**PROBLEM TO SOLVE**
Every record should be written out exactly, with the pictures left out.
====
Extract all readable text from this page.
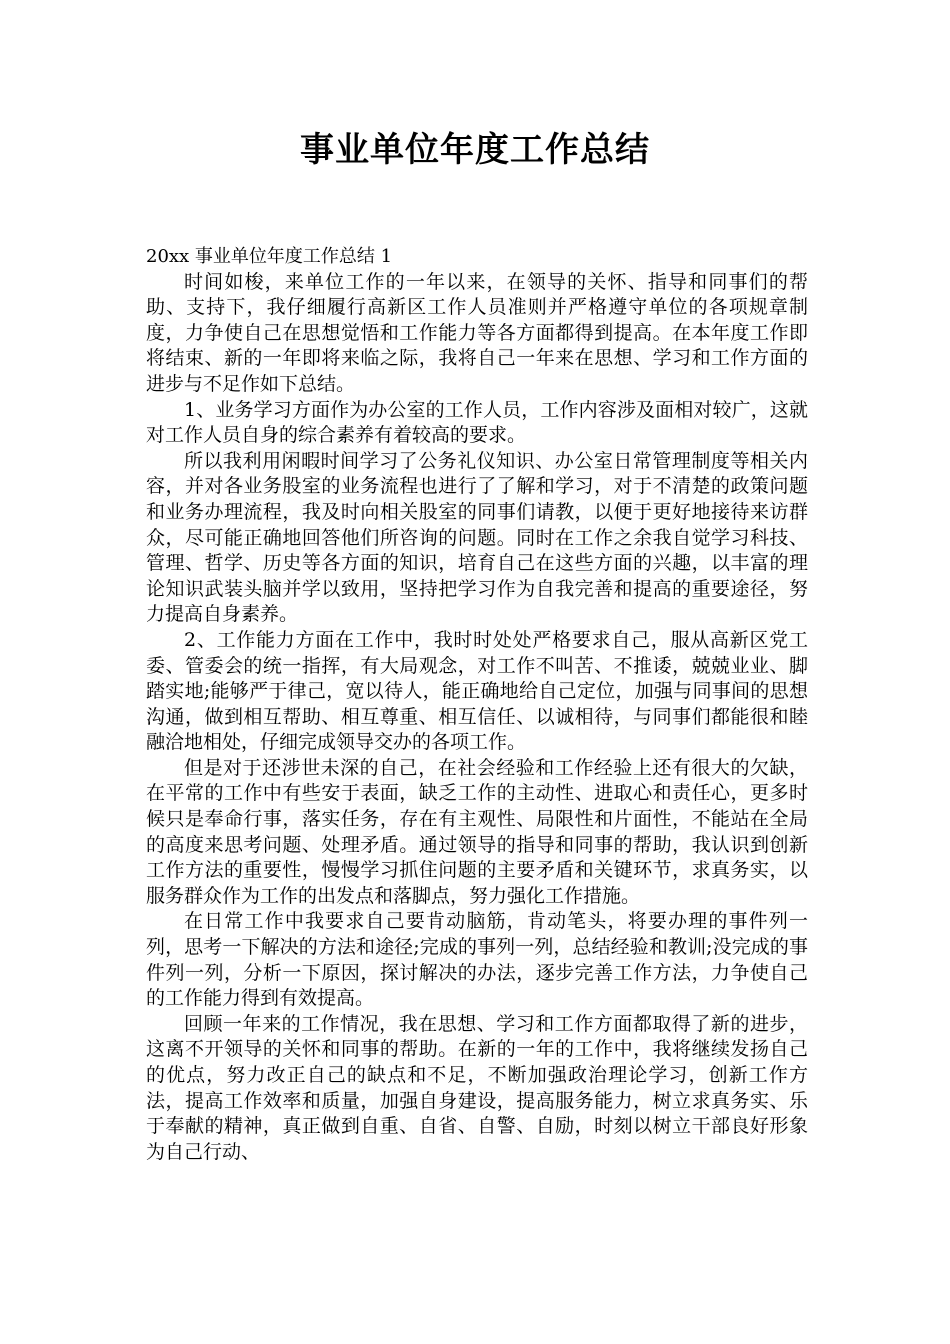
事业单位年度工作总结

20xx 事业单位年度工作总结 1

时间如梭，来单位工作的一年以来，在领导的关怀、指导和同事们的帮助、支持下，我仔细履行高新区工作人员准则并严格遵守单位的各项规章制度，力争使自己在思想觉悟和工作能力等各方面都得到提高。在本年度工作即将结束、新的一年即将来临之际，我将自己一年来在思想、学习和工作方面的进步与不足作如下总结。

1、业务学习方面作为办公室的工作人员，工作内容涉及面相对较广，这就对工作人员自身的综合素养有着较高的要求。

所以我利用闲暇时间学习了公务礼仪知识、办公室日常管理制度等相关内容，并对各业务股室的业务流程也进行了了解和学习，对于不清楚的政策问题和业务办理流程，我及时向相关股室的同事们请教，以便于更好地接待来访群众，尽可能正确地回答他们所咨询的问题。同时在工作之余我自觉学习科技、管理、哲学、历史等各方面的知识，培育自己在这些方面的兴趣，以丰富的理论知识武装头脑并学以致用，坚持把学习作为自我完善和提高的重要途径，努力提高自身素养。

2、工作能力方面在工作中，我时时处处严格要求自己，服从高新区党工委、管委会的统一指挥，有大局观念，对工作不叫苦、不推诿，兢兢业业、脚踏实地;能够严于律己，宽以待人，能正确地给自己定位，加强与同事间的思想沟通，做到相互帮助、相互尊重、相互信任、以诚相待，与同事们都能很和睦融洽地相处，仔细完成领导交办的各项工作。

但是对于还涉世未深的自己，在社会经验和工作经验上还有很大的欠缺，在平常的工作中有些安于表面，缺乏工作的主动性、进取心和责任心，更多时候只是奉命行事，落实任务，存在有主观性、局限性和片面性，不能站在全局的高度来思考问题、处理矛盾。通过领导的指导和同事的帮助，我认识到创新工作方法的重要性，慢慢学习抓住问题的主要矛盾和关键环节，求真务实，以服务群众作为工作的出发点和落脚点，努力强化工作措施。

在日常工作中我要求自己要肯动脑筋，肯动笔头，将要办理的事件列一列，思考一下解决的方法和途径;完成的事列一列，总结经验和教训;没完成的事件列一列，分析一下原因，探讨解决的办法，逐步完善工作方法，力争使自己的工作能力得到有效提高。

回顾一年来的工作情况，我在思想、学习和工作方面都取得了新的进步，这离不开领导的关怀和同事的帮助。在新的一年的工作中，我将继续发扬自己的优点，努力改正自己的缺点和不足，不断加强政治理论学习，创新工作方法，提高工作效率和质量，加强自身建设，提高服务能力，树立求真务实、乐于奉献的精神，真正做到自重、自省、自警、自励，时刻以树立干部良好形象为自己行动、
====
**WORKED SOLUTION**
Extract all readable text from this page.
事业单位年度工作总结

20xx 事业单位年度工作总结 1

时间如梭，来单位工作的一年以来，在领导的关怀、指导和同事们的帮助、支持下，我仔细履行高新区工作人员准则并严格遵守单位的各项规章制度，力争使自己在思想觉悟和工作能力等各方面都得到提高。在本年度工作即将结束、新的一年即将来临之际，我将自己一年来在思想、学习和工作方面的进步与不足作如下总结。

1、业务学习方面作为办公室的工作人员，工作内容涉及面相对较广，这就对工作人员自身的综合素养有着较高的要求。

所以我利用闲暇时间学习了公务礼仪知识、办公室日常管理制度等相关内容，并对各业务股室的业务流程也进行了了解和学习，对于不清楚的政策问题和业务办理流程，我及时向相关股室的同事们请教，以便于更好地接待来访群众，尽可能正确地回答他们所咨询的问题。同时在工作之余我自觉学习科技、管理、哲学、历史等各方面的知识，培育自己在这些方面的兴趣，以丰富的理论知识武装头脑并学以致用，坚持把学习作为自我完善和提高的重要途径，努力提高自身素养。

2、工作能力方面在工作中，我时时处处严格要求自己，服从高新区党工委、管委会的统一指挥，有大局观念，对工作不叫苦、不推诿，兢兢业业、脚踏实地;能够严于律己，宽以待人，能正确地给自己定位，加强与同事间的思想沟通，做到相互帮助、相互尊重、相互信任、以诚相待，与同事们都能很和睦融洽地相处，仔细完成领导交办的各项工作。

但是对于还涉世未深的自己，在社会经验和工作经验上还有很大的欠缺，在平常的工作中有些安于表面，缺乏工作的主动性、进取心和责任心，更多时候只是奉命行事，落实任务，存在有主观性、局限性和片面性，不能站在全局的高度来思考问题、处理矛盾。通过领导的指导和同事的帮助，我认识到创新工作方法的重要性，慢慢学习抓住问题的主要矛盾和关键环节，求真务实，以服务群众作为工作的出发点和落脚点，努力强化工作措施。

在日常工作中我要求自己要肯动脑筋，肯动笔头，将要办理的事件列一列，思考一下解决的方法和途径;完成的事列一列，总结经验和教训;没完成的事件列一列，分析一下原因，探讨解决的办法，逐步完善工作方法，力争使自己的工作能力得到有效提高。

回顾一年来的工作情况，我在思想、学习和工作方面都取得了新的进步，这离不开领导的关怀和同事的帮助。在新的一年的工作中，我将继续发扬自己的优点，努力改正自己的缺点和不足，不断加强政治理论学习，创新工作方法，提高工作效率和质量，加强自身建设，提高服务能力，树立求真务实、乐于奉献的精神，真正做到自重、自省、自警、自励，时刻以树立干部良好形象为自己行动、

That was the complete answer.